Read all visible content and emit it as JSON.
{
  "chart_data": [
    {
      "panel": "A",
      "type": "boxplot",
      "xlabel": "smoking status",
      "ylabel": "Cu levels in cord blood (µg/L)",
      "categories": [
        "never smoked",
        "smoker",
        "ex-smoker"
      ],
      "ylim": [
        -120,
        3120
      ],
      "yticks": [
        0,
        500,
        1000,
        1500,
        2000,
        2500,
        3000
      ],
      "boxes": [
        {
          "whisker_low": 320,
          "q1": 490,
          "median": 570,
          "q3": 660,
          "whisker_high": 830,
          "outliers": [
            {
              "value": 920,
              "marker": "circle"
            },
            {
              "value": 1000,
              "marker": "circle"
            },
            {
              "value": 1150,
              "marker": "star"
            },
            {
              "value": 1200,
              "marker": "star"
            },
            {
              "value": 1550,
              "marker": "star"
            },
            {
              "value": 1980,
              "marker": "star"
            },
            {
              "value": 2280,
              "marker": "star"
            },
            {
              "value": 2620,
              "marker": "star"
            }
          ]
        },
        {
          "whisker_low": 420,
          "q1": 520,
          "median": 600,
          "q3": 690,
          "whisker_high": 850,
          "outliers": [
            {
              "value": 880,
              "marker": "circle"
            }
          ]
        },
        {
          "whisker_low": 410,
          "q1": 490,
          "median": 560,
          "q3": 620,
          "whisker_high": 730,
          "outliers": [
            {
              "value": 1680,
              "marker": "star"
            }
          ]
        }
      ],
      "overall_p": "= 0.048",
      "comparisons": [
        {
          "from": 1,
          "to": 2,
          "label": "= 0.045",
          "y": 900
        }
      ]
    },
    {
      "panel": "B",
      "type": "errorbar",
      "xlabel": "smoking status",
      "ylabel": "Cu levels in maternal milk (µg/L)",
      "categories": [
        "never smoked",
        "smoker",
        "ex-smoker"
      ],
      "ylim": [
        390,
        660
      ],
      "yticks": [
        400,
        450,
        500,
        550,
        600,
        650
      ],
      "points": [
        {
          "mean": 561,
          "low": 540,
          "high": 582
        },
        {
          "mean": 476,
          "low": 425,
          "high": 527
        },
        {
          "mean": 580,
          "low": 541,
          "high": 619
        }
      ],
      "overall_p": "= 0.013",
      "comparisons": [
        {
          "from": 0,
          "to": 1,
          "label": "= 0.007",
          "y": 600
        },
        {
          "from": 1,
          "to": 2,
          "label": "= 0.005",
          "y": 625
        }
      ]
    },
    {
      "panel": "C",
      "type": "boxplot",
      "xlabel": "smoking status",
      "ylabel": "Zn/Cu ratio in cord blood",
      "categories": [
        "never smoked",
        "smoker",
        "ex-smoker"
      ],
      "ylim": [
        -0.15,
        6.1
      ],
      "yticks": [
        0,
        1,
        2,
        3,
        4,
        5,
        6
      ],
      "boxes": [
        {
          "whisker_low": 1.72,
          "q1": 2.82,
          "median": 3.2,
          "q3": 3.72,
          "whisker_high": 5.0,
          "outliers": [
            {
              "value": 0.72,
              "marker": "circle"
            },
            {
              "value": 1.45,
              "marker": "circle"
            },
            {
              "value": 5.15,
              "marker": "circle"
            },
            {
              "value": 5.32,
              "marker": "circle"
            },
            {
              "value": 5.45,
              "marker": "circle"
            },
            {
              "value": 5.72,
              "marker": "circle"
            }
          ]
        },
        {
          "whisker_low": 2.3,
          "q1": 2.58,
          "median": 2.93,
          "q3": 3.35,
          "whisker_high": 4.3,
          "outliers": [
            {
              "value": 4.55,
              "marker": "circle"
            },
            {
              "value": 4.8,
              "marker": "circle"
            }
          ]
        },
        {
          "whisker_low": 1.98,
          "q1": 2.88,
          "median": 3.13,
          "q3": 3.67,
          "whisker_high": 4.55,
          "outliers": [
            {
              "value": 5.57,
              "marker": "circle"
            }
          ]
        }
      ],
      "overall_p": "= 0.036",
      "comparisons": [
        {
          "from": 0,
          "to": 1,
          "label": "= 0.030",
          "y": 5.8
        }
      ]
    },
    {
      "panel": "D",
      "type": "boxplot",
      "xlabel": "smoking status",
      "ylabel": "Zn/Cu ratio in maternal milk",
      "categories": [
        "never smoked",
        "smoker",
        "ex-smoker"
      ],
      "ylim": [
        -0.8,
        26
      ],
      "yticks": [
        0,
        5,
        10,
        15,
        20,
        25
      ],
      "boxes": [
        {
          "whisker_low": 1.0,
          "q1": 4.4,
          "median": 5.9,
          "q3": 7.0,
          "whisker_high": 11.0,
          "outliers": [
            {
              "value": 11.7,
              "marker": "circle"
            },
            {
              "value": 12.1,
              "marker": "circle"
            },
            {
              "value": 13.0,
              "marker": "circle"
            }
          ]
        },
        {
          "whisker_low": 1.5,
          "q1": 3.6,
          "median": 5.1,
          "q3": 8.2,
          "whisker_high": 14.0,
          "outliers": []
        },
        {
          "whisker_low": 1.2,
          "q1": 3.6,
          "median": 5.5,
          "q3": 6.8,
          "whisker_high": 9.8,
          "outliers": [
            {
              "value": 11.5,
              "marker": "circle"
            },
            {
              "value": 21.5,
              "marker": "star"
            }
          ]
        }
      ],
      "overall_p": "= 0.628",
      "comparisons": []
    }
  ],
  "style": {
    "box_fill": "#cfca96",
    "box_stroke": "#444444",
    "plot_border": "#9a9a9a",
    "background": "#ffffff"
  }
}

________

Directions → Only lines with "milk" are wanted here; list each of them.

Expected answer →
      "ylabel": "Cu levels in maternal milk (µg/L)",
      "ylabel": "Zn/Cu ratio in maternal milk",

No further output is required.